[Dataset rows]
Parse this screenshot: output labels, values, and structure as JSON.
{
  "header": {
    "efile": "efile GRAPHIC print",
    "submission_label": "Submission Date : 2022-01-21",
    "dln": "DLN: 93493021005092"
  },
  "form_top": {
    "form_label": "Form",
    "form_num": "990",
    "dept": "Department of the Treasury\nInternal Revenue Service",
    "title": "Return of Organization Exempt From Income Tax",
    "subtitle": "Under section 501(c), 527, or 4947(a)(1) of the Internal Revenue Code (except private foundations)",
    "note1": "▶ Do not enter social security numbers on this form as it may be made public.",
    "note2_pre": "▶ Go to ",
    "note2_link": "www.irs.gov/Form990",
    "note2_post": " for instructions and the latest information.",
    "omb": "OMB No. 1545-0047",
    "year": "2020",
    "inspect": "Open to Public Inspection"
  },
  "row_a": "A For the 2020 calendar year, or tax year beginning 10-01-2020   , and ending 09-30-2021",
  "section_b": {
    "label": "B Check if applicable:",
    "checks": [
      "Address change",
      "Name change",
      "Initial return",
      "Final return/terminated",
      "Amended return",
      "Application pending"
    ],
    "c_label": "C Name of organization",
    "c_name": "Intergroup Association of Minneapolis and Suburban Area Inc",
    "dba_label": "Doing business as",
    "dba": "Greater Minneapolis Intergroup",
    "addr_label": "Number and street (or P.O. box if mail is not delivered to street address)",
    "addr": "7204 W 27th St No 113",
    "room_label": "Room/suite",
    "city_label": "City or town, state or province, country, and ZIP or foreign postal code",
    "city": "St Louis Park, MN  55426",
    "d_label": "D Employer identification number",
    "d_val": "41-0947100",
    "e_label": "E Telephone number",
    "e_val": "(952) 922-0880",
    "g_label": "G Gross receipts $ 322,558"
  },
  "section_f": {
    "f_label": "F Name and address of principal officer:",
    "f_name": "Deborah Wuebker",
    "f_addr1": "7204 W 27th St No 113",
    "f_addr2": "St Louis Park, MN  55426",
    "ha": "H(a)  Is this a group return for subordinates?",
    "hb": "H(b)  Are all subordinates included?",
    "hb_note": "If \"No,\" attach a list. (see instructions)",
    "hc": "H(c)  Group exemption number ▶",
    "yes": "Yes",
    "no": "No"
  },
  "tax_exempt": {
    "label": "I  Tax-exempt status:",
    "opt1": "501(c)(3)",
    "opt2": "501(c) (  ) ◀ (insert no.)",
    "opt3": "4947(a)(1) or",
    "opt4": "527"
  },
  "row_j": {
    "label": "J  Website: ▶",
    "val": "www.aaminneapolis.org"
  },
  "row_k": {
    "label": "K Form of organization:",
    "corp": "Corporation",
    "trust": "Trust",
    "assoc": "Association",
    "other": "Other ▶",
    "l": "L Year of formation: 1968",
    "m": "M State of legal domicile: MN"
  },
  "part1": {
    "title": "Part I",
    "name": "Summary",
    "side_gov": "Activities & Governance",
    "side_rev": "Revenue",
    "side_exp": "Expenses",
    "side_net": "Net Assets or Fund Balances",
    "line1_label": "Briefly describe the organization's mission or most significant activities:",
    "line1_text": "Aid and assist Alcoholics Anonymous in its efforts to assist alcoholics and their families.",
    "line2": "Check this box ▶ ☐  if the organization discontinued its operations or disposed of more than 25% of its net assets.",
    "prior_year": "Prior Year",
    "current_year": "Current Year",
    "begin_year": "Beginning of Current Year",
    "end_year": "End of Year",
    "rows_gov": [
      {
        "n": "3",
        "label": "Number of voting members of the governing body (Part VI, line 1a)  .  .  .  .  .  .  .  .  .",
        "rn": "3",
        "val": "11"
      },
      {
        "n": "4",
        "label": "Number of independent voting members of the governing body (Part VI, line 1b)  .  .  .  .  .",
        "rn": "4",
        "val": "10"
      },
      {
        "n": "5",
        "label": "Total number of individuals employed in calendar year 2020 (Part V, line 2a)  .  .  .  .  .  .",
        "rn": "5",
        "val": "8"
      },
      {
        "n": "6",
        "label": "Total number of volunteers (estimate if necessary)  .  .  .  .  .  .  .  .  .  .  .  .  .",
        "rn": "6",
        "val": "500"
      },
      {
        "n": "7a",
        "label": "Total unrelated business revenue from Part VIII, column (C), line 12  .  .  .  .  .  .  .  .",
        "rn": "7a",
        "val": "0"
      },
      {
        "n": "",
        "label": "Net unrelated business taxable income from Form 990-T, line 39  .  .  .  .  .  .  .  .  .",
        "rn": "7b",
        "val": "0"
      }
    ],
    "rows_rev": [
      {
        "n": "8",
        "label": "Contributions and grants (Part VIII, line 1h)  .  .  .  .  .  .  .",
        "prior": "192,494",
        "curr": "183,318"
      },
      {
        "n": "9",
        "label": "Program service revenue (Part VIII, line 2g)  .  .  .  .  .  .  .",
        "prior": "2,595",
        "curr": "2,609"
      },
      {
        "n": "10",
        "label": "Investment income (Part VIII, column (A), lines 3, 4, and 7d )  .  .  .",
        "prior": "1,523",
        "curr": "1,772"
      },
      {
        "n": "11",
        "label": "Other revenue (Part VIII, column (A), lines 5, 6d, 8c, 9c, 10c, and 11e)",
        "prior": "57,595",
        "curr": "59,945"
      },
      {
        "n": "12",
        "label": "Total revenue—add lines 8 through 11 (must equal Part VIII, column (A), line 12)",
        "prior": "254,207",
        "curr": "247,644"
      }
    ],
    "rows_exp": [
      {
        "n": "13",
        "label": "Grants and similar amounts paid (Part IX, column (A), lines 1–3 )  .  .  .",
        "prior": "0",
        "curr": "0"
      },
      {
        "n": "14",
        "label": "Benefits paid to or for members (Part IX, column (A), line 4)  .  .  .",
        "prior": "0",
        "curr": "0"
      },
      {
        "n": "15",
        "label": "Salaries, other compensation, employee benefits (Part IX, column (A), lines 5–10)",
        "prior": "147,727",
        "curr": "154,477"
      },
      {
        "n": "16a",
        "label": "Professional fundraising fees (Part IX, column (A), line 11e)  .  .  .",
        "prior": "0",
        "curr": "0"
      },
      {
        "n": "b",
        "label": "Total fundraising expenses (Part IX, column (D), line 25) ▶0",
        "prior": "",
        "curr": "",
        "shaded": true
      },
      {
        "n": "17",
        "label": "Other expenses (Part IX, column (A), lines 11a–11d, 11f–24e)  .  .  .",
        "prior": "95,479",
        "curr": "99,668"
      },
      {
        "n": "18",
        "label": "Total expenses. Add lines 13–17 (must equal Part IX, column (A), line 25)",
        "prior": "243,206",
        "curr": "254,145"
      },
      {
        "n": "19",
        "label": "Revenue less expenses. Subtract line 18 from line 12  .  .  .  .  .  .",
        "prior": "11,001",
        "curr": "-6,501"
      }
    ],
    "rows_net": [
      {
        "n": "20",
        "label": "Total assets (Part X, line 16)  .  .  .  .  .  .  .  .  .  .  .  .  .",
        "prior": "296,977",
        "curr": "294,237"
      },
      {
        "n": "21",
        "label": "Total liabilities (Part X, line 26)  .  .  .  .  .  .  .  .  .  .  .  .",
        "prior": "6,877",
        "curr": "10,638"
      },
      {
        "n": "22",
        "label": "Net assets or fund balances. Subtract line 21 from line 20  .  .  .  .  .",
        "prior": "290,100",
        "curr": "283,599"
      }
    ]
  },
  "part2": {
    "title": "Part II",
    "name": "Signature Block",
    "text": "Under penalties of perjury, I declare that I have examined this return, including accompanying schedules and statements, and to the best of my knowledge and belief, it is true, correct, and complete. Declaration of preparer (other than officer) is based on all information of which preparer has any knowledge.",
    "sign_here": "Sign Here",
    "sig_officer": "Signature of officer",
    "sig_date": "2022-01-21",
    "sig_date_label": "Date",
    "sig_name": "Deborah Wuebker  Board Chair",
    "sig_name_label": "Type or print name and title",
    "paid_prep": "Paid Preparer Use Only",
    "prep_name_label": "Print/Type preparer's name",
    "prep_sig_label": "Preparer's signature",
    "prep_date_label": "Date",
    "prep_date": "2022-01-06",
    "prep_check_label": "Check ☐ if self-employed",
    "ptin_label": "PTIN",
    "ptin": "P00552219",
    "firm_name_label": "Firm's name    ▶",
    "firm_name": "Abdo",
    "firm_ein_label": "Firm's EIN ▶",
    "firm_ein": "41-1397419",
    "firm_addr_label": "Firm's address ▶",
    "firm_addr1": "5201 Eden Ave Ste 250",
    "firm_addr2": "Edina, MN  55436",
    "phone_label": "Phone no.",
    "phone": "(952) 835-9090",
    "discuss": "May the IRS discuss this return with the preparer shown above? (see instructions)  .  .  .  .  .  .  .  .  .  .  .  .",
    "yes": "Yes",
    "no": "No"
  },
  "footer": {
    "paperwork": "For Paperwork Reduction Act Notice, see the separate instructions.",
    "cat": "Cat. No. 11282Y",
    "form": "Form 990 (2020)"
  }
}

EXERCISE DESCRIPTION:
Among the lines of the data above, determine how many contain the word "Wuebker". Report the number alone.

OUTPUT OF THE EXERCISE:
2